(Dataset items)
START

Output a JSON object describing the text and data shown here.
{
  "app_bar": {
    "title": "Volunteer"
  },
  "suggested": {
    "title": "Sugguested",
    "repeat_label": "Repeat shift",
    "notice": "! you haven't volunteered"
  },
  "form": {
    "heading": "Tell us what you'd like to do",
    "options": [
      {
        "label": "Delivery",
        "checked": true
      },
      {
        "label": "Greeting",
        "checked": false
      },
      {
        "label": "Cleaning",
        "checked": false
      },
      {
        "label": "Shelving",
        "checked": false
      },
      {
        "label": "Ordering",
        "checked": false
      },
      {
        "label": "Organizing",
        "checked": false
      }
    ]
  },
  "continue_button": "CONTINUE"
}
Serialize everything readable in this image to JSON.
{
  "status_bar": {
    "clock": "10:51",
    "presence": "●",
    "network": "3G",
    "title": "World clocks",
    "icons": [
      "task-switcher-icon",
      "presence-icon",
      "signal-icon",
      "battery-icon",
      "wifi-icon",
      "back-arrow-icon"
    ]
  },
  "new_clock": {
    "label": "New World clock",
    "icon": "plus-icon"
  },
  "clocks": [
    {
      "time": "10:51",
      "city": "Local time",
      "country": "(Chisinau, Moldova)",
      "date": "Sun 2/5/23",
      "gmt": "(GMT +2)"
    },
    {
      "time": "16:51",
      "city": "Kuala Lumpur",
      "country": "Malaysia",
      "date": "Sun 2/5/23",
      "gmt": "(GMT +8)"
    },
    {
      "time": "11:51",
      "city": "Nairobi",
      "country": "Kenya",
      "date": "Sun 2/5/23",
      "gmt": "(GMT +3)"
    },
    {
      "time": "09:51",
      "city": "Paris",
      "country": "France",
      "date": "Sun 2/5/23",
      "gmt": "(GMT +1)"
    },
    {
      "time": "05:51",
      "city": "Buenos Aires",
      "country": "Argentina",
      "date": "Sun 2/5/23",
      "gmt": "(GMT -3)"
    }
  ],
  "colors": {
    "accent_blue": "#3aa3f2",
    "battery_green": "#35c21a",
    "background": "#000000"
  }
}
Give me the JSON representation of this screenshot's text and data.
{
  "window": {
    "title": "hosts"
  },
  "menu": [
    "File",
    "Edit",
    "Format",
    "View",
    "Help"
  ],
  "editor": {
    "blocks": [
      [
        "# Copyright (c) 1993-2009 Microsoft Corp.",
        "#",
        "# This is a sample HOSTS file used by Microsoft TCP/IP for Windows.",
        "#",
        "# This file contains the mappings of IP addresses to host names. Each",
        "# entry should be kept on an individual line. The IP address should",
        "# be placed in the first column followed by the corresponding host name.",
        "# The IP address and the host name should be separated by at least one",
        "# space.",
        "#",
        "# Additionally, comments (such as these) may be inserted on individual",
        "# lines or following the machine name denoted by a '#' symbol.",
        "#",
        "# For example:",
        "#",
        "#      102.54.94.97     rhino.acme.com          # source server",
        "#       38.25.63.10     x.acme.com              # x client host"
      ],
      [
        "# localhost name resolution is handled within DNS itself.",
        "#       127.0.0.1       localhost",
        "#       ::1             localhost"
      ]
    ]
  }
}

END

* **BRIEF**
Restate every entry word for word.

* **EXERCISE SOLUTION**
Output a JSON object describing the text and data shown here.
{
  "app_bar": {
    "title": "Volunteer"
  },
  "suggested": {
    "title": "Sugguested",
    "repeat_label": "Repeat shift",
    "notice": "! you haven't volunteered"
  },
  "form": {
    "heading": "Tell us what you'd like to do",
    "options": [
      {
        "label": "Delivery",
        "checked": true
      },
      {
        "label": "Greeting",
        "checked": false
      },
      {
        "label": "Cleaning",
        "checked": false
      },
      {
        "label": "Shelving",
        "checked": false
      },
      {
        "label": "Ordering",
        "checked": false
      },
      {
        "label": "Organizing",
        "checked": false
      }
    ]
  },
  "continue_button": "CONTINUE"
}
Serialize everything readable in this image to JSON.
{
  "status_bar": {
    "clock": "10:51",
    "presence": "●",
    "network": "3G",
    "title": "World clocks",
    "icons": [
      "task-switcher-icon",
      "presence-icon",
      "signal-icon",
      "battery-icon",
      "wifi-icon",
      "back-arrow-icon"
    ]
  },
  "new_clock": {
    "label": "New World clock",
    "icon": "plus-icon"
  },
  "clocks": [
    {
      "time": "10:51",
      "city": "Local time",
      "country": "(Chisinau, Moldova)",
      "date": "Sun 2/5/23",
      "gmt": "(GMT +2)"
    },
    {
      "time": "16:51",
      "city": "Kuala Lumpur",
      "country": "Malaysia",
      "date": "Sun 2/5/23",
      "gmt": "(GMT +8)"
    },
    {
      "time": "11:51",
      "city": "Nairobi",
      "country": "Kenya",
      "date": "Sun 2/5/23",
      "gmt": "(GMT +3)"
    },
    {
      "time": "09:51",
      "city": "Paris",
      "country": "France",
      "date": "Sun 2/5/23",
      "gmt": "(GMT +1)"
    },
    {
      "time": "05:51",
      "city": "Buenos Aires",
      "country": "Argentina",
      "date": "Sun 2/5/23",
      "gmt": "(GMT -3)"
    }
  ],
  "colors": {
    "accent_blue": "#3aa3f2",
    "battery_green": "#35c21a",
    "background": "#000000"
  }
}
Give me the JSON representation of this screenshot's text and data.
{
  "window": {
    "title": "hosts"
  },
  "menu": [
    "File",
    "Edit",
    "Format",
    "View",
    "Help"
  ],
  "editor": {
    "blocks": [
      [
        "# Copyright (c) 1993-2009 Microsoft Corp.",
        "#",
        "# This is a sample HOSTS file used by Microsoft TCP/IP for Windows.",
        "#",
        "# This file contains the mappings of IP addresses to host names. Each",
        "# entry should be kept on an individual line. The IP address should",
        "# be placed in the first column followed by the corresponding host name.",
        "# The IP address and the host name should be separated by at least one",
        "# space.",
        "#",
        "# Additionally, comments (such as these) may be inserted on individual",
        "# lines or following the machine name denoted by a '#' symbol.",
        "#",
        "# For example:",
        "#",
        "#      102.54.94.97     rhino.acme.com          # source server",
        "#       38.25.63.10     x.acme.com              # x client host"
      ],
      [
        "# localhost name resolution is handled within DNS itself.",
        "#       127.0.0.1       localhost",
        "#       ::1             localhost"
      ]
    ]
  }
}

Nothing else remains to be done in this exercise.